> **TASK TO COMPLETE**
Copy the lines below as they are; omit the images they contain.

> **SUPPLIED DATA**
========================================================================
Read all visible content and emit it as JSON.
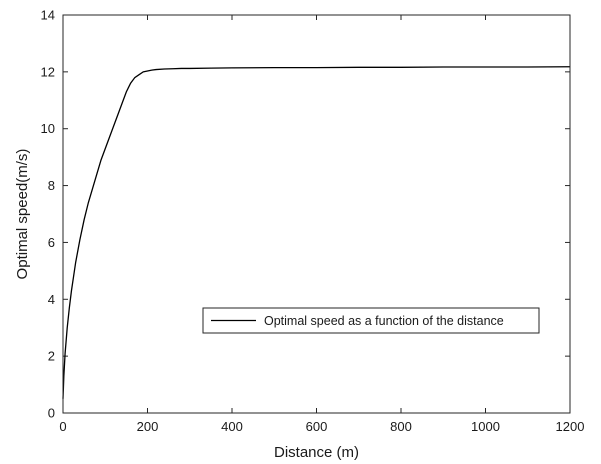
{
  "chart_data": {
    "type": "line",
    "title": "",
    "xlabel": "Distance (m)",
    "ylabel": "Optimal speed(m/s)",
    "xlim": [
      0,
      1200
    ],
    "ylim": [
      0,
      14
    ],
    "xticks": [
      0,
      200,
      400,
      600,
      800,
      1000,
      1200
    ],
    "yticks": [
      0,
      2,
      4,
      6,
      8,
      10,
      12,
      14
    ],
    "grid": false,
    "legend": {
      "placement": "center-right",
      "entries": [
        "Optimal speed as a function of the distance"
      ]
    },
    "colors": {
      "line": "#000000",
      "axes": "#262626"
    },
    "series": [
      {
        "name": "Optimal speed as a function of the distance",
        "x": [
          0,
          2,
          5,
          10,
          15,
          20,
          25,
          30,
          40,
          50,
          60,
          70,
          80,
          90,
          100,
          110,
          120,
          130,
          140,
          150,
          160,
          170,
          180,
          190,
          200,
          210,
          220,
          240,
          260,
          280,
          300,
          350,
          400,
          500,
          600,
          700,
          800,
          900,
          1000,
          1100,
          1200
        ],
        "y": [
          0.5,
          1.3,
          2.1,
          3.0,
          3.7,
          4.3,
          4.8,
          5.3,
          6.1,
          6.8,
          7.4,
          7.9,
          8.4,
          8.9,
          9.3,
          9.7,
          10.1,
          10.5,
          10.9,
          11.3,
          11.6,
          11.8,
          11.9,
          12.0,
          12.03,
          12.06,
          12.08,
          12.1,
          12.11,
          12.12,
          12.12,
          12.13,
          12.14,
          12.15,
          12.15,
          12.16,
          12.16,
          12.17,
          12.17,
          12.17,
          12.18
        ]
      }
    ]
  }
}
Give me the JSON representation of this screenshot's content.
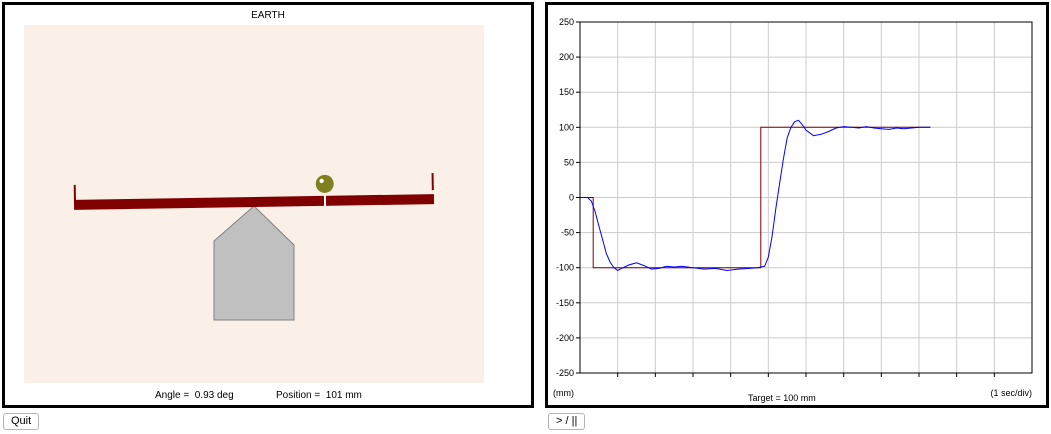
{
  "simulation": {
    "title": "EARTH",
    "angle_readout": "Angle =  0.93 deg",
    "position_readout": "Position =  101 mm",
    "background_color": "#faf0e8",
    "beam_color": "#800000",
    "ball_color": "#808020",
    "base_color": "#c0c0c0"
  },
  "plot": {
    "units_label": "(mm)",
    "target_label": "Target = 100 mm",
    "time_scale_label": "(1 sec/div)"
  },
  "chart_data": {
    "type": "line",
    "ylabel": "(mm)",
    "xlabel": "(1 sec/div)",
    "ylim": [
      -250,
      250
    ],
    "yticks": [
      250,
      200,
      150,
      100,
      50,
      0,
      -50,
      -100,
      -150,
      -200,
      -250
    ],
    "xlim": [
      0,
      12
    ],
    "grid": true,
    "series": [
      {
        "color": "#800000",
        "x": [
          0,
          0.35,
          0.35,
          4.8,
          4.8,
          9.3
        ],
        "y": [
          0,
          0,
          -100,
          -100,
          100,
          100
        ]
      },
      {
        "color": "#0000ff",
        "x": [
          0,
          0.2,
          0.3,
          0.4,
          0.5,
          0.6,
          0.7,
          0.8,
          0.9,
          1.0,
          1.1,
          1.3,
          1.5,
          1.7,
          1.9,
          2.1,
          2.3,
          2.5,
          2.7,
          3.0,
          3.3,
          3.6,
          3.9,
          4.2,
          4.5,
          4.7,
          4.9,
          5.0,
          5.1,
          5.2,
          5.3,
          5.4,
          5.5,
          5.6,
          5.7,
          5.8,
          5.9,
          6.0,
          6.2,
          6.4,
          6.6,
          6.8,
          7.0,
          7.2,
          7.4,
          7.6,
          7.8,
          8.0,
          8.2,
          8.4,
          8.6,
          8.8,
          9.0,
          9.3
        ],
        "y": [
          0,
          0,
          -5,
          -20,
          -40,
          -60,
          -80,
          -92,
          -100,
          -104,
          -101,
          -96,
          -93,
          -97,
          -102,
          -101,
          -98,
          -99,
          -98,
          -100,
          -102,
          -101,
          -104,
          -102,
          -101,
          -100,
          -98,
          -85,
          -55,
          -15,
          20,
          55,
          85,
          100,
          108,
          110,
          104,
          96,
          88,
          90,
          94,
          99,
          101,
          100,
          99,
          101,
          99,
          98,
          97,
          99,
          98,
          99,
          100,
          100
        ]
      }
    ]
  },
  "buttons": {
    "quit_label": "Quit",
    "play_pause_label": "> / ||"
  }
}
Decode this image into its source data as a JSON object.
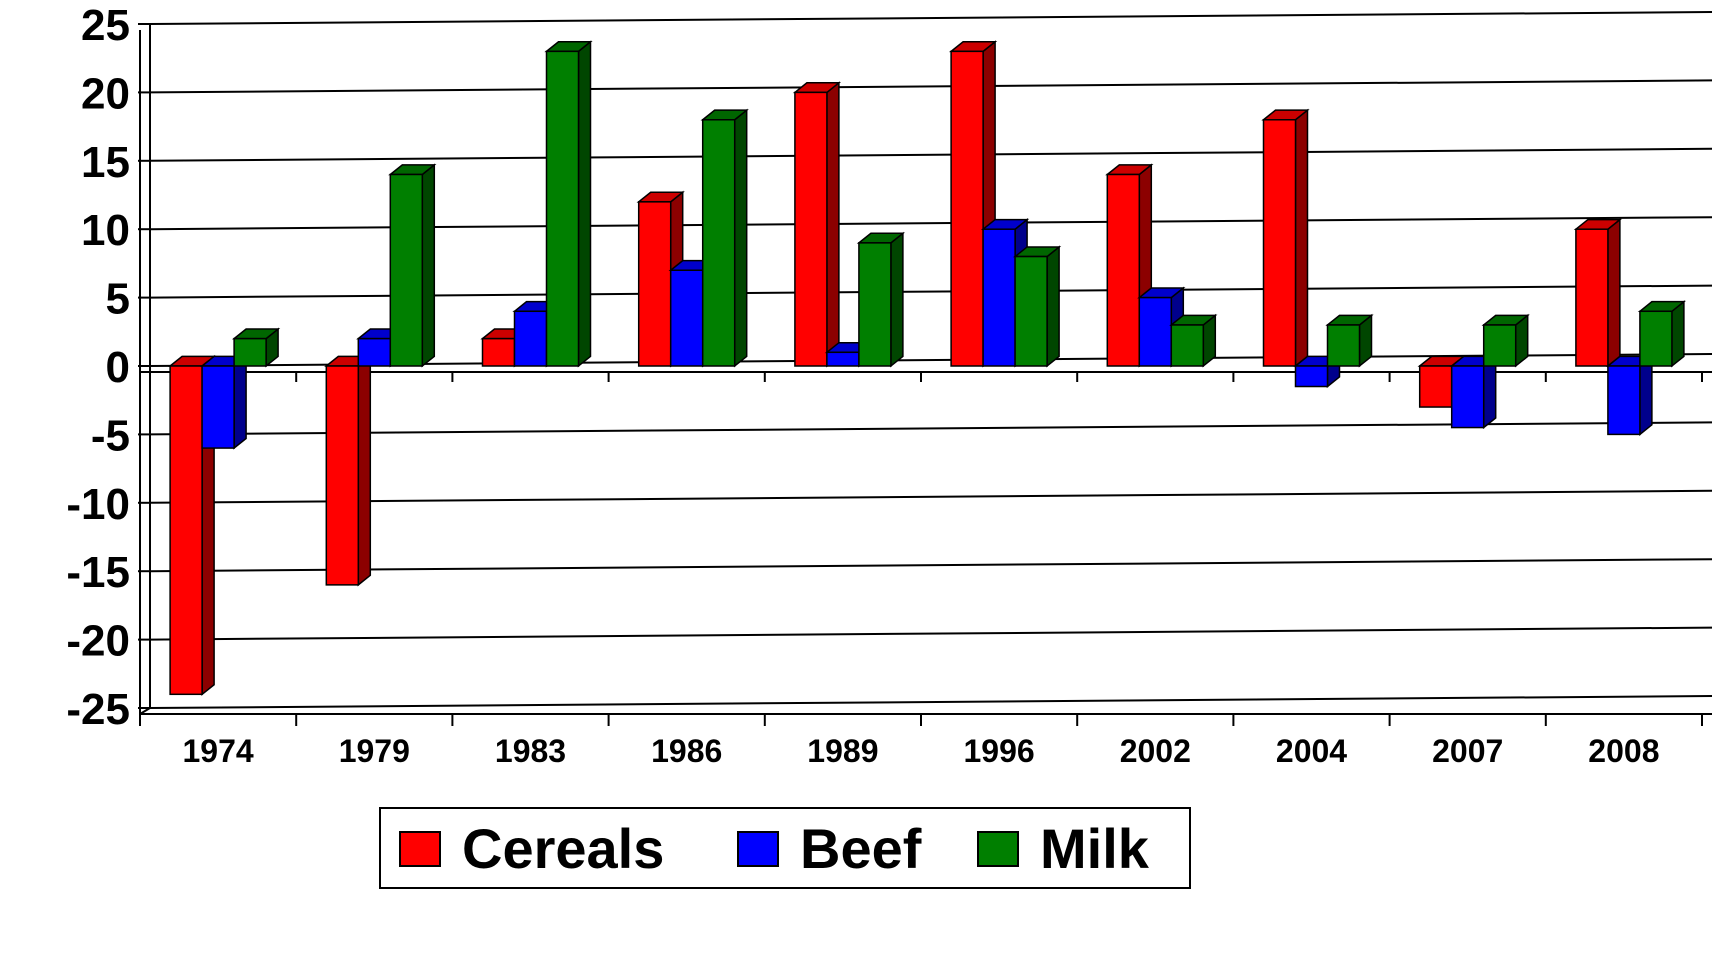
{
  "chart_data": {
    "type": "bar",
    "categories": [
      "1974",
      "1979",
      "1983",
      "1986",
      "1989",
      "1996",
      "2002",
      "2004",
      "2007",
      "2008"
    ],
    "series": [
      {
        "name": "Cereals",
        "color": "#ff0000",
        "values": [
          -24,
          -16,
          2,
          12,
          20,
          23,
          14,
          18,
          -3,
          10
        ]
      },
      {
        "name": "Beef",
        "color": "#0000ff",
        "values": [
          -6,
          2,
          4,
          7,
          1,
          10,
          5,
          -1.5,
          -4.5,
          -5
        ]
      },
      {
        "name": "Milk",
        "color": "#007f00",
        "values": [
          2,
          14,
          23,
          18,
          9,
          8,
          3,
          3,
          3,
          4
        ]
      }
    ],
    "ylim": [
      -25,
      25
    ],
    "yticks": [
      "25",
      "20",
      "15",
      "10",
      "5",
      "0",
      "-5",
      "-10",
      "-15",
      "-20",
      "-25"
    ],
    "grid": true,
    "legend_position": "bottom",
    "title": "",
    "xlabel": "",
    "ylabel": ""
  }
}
========================================================================
> **OUTPUT OF THE EXERCISE**
Read all visible content and emit it as JSON.
{
  "chart_data": {
    "type": "line",
    "title": "",
    "xlabel": "Distance (m)",
    "ylabel": "Optimal speed(m/s)",
    "xlim": [
      0,
      1200
    ],
    "ylim": [
      0,
      14
    ],
    "xticks": [
      0,
      200,
      400,
      600,
      800,
      1000,
      1200
    ],
    "yticks": [
      0,
      2,
      4,
      6,
      8,
      10,
      12,
      14
    ],
    "grid": false,
    "legend": {
      "placement": "center-right",
      "entries": [
        "Optimal speed as a function of the distance"
      ]
    },
    "colors": {
      "line": "#000000",
      "axes": "#262626"
    },
    "series": [
      {
        "name": "Optimal speed as a function of the distance",
        "x": [
          0,
          2,
          5,
          10,
          15,
          20,
          25,
          30,
          40,
          50,
          60,
          70,
          80,
          90,
          100,
          110,
          120,
          130,
          140,
          150,
          160,
          170,
          180,
          190,
          200,
          210,
          220,
          240,
          260,
          280,
          300,
          350,
          400,
          500,
          600,
          700,
          800,
          900,
          1000,
          1100,
          1200
        ],
        "y": [
          0.5,
          1.3,
          2.1,
          3.0,
          3.7,
          4.3,
          4.8,
          5.3,
          6.1,
          6.8,
          7.4,
          7.9,
          8.4,
          8.9,
          9.3,
          9.7,
          10.1,
          10.5,
          10.9,
          11.3,
          11.6,
          11.8,
          11.9,
          12.0,
          12.03,
          12.06,
          12.08,
          12.1,
          12.11,
          12.12,
          12.12,
          12.13,
          12.14,
          12.15,
          12.15,
          12.16,
          12.16,
          12.17,
          12.17,
          12.17,
          12.18
        ]
      }
    ]
  }
}
Give me the JSON representation of this screenshot's content.
{
  "simulation": {
    "title": "EARTH",
    "angle_readout": "Angle =  0.93 deg",
    "position_readout": "Position =  101 mm",
    "background_color": "#faf0e8",
    "beam_color": "#800000",
    "ball_color": "#808020",
    "base_color": "#c0c0c0"
  },
  "plot": {
    "units_label": "(mm)",
    "target_label": "Target = 100 mm",
    "time_scale_label": "(1 sec/div)"
  },
  "chart_data": {
    "type": "line",
    "ylabel": "(mm)",
    "xlabel": "(1 sec/div)",
    "ylim": [
      -250,
      250
    ],
    "yticks": [
      250,
      200,
      150,
      100,
      50,
      0,
      -50,
      -100,
      -150,
      -200,
      -250
    ],
    "xlim": [
      0,
      12
    ],
    "grid": true,
    "series": [
      {
        "color": "#800000",
        "x": [
          0,
          0.35,
          0.35,
          4.8,
          4.8,
          9.3
        ],
        "y": [
          0,
          0,
          -100,
          -100,
          100,
          100
        ]
      },
      {
        "color": "#0000ff",
        "x": [
          0,
          0.2,
          0.3,
          0.4,
          0.5,
          0.6,
          0.7,
          0.8,
          0.9,
          1.0,
          1.1,
          1.3,
          1.5,
          1.7,
          1.9,
          2.1,
          2.3,
          2.5,
          2.7,
          3.0,
          3.3,
          3.6,
          3.9,
          4.2,
          4.5,
          4.7,
          4.9,
          5.0,
          5.1,
          5.2,
          5.3,
          5.4,
          5.5,
          5.6,
          5.7,
          5.8,
          5.9,
          6.0,
          6.2,
          6.4,
          6.6,
          6.8,
          7.0,
          7.2,
          7.4,
          7.6,
          7.8,
          8.0,
          8.2,
          8.4,
          8.6,
          8.8,
          9.0,
          9.3
        ],
        "y": [
          0,
          0,
          -5,
          -20,
          -40,
          -60,
          -80,
          -92,
          -100,
          -104,
          -101,
          -96,
          -93,
          -97,
          -102,
          -101,
          -98,
          -99,
          -98,
          -100,
          -102,
          -101,
          -104,
          -102,
          -101,
          -100,
          -98,
          -85,
          -55,
          -15,
          20,
          55,
          85,
          100,
          108,
          110,
          104,
          96,
          88,
          90,
          94,
          99,
          101,
          100,
          99,
          101,
          99,
          98,
          97,
          99,
          98,
          99,
          100,
          100
        ]
      }
    ]
  },
  "buttons": {
    "quit_label": "Quit",
    "play_pause_label": "> / ||"
  }
}
Decode this image into its source data as a JSON object.
{
  "chart_data": {
    "type": "bar",
    "categories": [
      "1974",
      "1979",
      "1983",
      "1986",
      "1989",
      "1996",
      "2002",
      "2004",
      "2007",
      "2008"
    ],
    "series": [
      {
        "name": "Cereals",
        "color": "#ff0000",
        "values": [
          -24,
          -16,
          2,
          12,
          20,
          23,
          14,
          18,
          -3,
          10
        ]
      },
      {
        "name": "Beef",
        "color": "#0000ff",
        "values": [
          -6,
          2,
          4,
          7,
          1,
          10,
          5,
          -1.5,
          -4.5,
          -5
        ]
      },
      {
        "name": "Milk",
        "color": "#007f00",
        "values": [
          2,
          14,
          23,
          18,
          9,
          8,
          3,
          3,
          3,
          4
        ]
      }
    ],
    "ylim": [
      -25,
      25
    ],
    "yticks": [
      "25",
      "20",
      "15",
      "10",
      "5",
      "0",
      "-5",
      "-10",
      "-15",
      "-20",
      "-25"
    ],
    "grid": true,
    "legend_position": "bottom",
    "title": "",
    "xlabel": "",
    "ylabel": ""
  }
}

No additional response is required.